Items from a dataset
===============
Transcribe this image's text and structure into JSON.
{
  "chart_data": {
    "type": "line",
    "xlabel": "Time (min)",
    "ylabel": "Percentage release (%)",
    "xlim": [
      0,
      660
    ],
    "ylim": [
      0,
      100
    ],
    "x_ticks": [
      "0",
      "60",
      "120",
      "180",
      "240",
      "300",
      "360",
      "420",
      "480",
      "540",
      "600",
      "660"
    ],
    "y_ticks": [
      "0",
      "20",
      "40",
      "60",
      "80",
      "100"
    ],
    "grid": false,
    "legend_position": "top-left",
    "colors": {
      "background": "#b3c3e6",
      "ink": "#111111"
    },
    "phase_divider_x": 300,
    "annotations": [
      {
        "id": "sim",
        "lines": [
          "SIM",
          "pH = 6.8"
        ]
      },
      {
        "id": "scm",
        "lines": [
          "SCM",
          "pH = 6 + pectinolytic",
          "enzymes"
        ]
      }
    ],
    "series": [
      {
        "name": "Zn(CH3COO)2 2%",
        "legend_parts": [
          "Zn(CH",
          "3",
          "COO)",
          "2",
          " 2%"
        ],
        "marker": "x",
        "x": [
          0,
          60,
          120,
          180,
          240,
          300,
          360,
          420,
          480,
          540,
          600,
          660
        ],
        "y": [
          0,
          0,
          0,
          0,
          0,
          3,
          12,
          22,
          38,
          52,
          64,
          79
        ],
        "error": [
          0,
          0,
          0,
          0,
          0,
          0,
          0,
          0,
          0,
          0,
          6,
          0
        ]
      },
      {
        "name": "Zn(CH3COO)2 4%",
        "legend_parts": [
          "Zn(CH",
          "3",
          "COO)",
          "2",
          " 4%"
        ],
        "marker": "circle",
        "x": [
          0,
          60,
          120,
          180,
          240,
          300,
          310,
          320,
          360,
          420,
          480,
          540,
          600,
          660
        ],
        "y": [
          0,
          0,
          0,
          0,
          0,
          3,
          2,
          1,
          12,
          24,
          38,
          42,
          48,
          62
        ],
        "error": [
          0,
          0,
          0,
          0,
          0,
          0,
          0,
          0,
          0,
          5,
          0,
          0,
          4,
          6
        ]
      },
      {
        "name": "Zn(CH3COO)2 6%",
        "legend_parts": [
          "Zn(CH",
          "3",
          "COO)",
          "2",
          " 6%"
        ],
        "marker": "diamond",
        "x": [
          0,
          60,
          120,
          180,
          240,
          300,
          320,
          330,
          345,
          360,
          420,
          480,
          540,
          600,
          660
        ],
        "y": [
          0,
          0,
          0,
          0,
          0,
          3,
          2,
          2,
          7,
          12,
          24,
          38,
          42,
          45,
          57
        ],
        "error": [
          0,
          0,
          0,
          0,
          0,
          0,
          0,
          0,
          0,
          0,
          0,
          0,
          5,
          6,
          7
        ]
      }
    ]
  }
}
===============
_ACTIVITY:_ Would you restate each of the entries word for word?

_EXPECTED OUTPUT:_
Transcribe this image's text and structure into JSON.
{
  "chart_data": {
    "type": "line",
    "xlabel": "Time (min)",
    "ylabel": "Percentage release (%)",
    "xlim": [
      0,
      660
    ],
    "ylim": [
      0,
      100
    ],
    "x_ticks": [
      "0",
      "60",
      "120",
      "180",
      "240",
      "300",
      "360",
      "420",
      "480",
      "540",
      "600",
      "660"
    ],
    "y_ticks": [
      "0",
      "20",
      "40",
      "60",
      "80",
      "100"
    ],
    "grid": false,
    "legend_position": "top-left",
    "colors": {
      "background": "#b3c3e6",
      "ink": "#111111"
    },
    "phase_divider_x": 300,
    "annotations": [
      {
        "id": "sim",
        "lines": [
          "SIM",
          "pH = 6.8"
        ]
      },
      {
        "id": "scm",
        "lines": [
          "SCM",
          "pH = 6 + pectinolytic",
          "enzymes"
        ]
      }
    ],
    "series": [
      {
        "name": "Zn(CH3COO)2 2%",
        "legend_parts": [
          "Zn(CH",
          "3",
          "COO)",
          "2",
          " 2%"
        ],
        "marker": "x",
        "x": [
          0,
          60,
          120,
          180,
          240,
          300,
          360,
          420,
          480,
          540,
          600,
          660
        ],
        "y": [
          0,
          0,
          0,
          0,
          0,
          3,
          12,
          22,
          38,
          52,
          64,
          79
        ],
        "error": [
          0,
          0,
          0,
          0,
          0,
          0,
          0,
          0,
          0,
          0,
          6,
          0
        ]
      },
      {
        "name": "Zn(CH3COO)2 4%",
        "legend_parts": [
          "Zn(CH",
          "3",
          "COO)",
          "2",
          " 4%"
        ],
        "marker": "circle",
        "x": [
          0,
          60,
          120,
          180,
          240,
          300,
          310,
          320,
          360,
          420,
          480,
          540,
          600,
          660
        ],
        "y": [
          0,
          0,
          0,
          0,
          0,
          3,
          2,
          1,
          12,
          24,
          38,
          42,
          48,
          62
        ],
        "error": [
          0,
          0,
          0,
          0,
          0,
          0,
          0,
          0,
          0,
          5,
          0,
          0,
          4,
          6
        ]
      },
      {
        "name": "Zn(CH3COO)2 6%",
        "legend_parts": [
          "Zn(CH",
          "3",
          "COO)",
          "2",
          " 6%"
        ],
        "marker": "diamond",
        "x": [
          0,
          60,
          120,
          180,
          240,
          300,
          320,
          330,
          345,
          360,
          420,
          480,
          540,
          600,
          660
        ],
        "y": [
          0,
          0,
          0,
          0,
          0,
          3,
          2,
          2,
          7,
          12,
          24,
          38,
          42,
          45,
          57
        ],
        "error": [
          0,
          0,
          0,
          0,
          0,
          0,
          0,
          0,
          0,
          0,
          0,
          0,
          5,
          6,
          7
        ]
      }
    ]
  }
}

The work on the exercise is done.